Aim:
List all lines of the data that include the string "кода".

** Begin Data section **

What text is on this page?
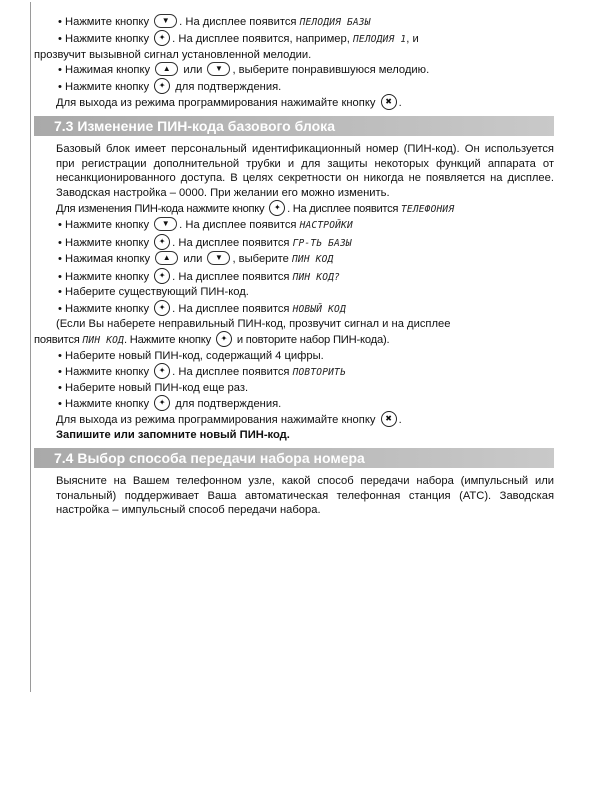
• Нажмите кнопку	▼ . На дисплее появится ПЕЛОДИЯ БАЗЫ

• Нажмите кнопку	✦ . На дисплее появится, например, ПЕЛОДИЯ 1, и

прозвучит вызывной сигнал установленной мелодии.

• Нажимая кнопку	▲	или	▼ , выберите понравившуюся мелодию.

• Нажмите кнопку	✦ для подтверждения.

Для выхода из режима программирования нажимайте кнопку	✖ .

7.3 Изменение ПИН-кода базового блока

Базовый блок имеет персональный идентификационный номер (ПИН-код). Он используется при регистрации дополнительной трубки и для защиты некоторых функций аппарата от несанкционированного доступа. В целях секретности он никогда не появляется на дисплее. Заводская настройка – 0000. При желании его можно изменить.

Для изменения ПИН-кода нажмите кнопку	✦ . На дисплее появится ТЕЛЕФОНИЯ

• Нажмите кнопку	▼ . На дисплее появится НАСТРОЙКИ

• Нажмите кнопку	✦ . На дисплее появится ГР-ТЬ БАЗЫ

• Нажимая кнопку	▲	или	▼ , выберите ПИН КОД

• Нажмите кнопку	✦ . На дисплее появится ПИН КОД?

• Наберите существующий ПИН-код.

• Нажмите кнопку	✦ . На дисплее появится НОВЫЙ КОД

(Если Вы наберете неправильный ПИН-код, прозвучит сигнал и на дисплее

появится ПИН КОД. Нажмите кнопку	✦ и повторите набор ПИН-кода).

• Наберите новый ПИН-код, содержащий 4 цифры.

• Нажмите кнопку	✦ . На дисплее появится ПОВТОРИТЬ

• Наберите новый ПИН-код еще раз.

• Нажмите кнопку	✦ для подтверждения.

Для выхода из режима программирования нажимайте кнопку	✖ .

Запишите или запомните новый ПИН-код.

7.4 Выбор способа передачи набора номера

Выясните на Вашем телефонном узле, какой способ передачи набора (импульсный или тональный) поддерживает Ваша автоматическая телефонная станция (АТС). Заводская настройка – импульсный способ передачи набора.
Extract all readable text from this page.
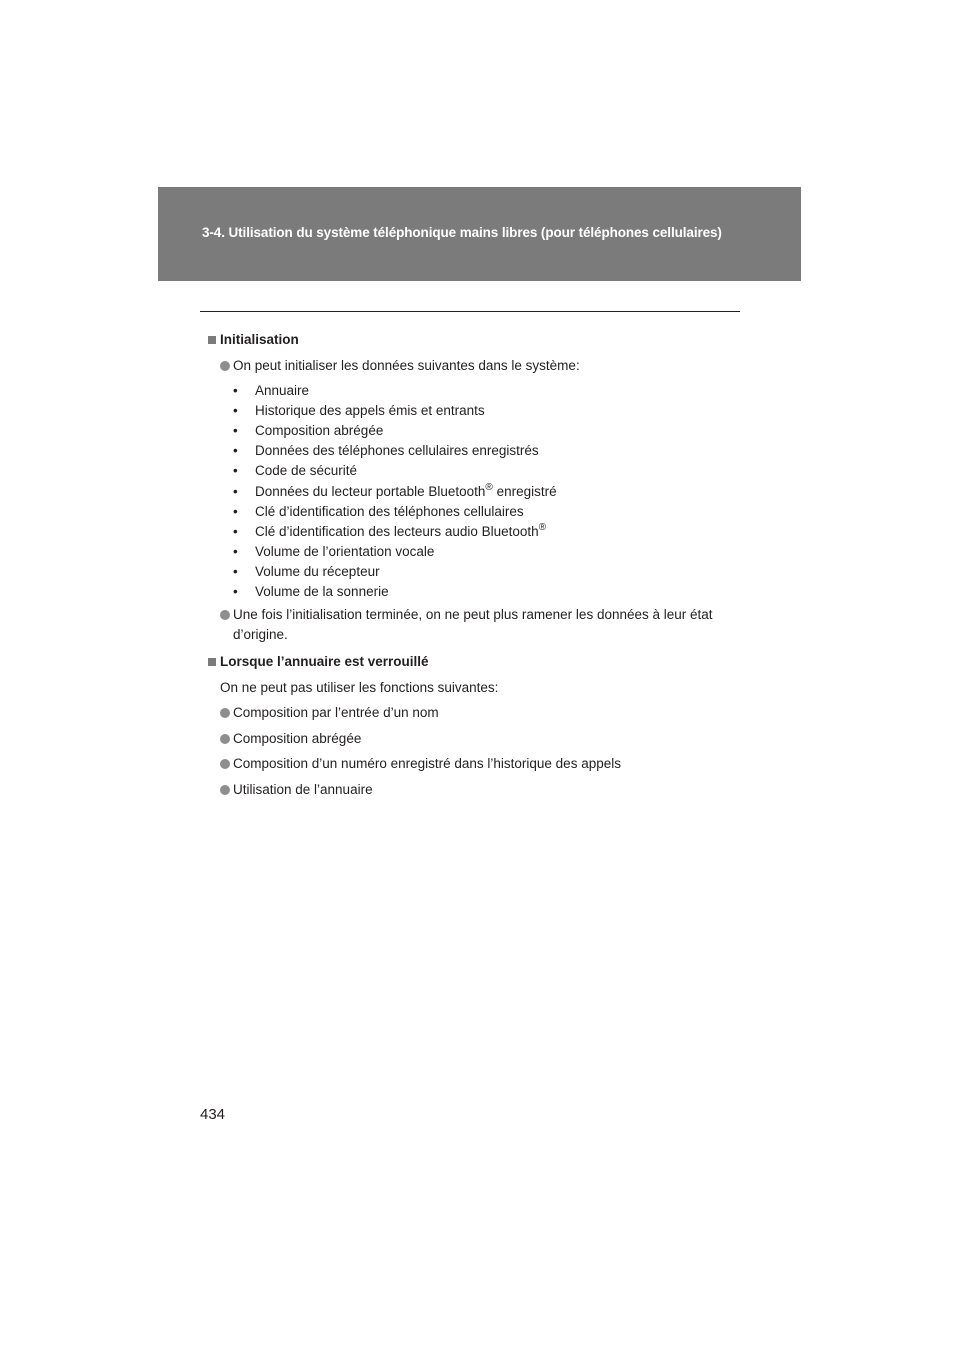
3-4. Utilisation du système téléphonique mains libres (pour téléphones cellulaires)
Initialisation
On peut initialiser les données suivantes dans le système:
• Annuaire
• Historique des appels émis et entrants
• Composition abrégée
• Données des téléphones cellulaires enregistrés
• Code de sécurité
• Données du lecteur portable Bluetooth® enregistré
• Clé d’identification des téléphones cellulaires
• Clé d’identification des lecteurs audio Bluetooth®
• Volume de l’orientation vocale
• Volume du récepteur
• Volume de la sonnerie
Une fois l’initialisation terminée, on ne peut plus ramener les données à leur état
d’origine.
Lorsque l’annuaire est verrouillé
On ne peut pas utiliser les fonctions suivantes:
Composition par l’entrée d’un nom
Composition abrégée
Composition d’un numéro enregistré dans l’historique des appels
Utilisation de l’annuaire
434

** End Data section **

Solution for this exercise:
7.3 Изменение ПИН-кода базового блока
Для изменения ПИН-кода нажмите кнопку	✦ . На дисплее появится ТЕЛЕФОНИЯ
появится ПИН КОД. Нажмите кнопку	✦ и повторите набор ПИН-кода).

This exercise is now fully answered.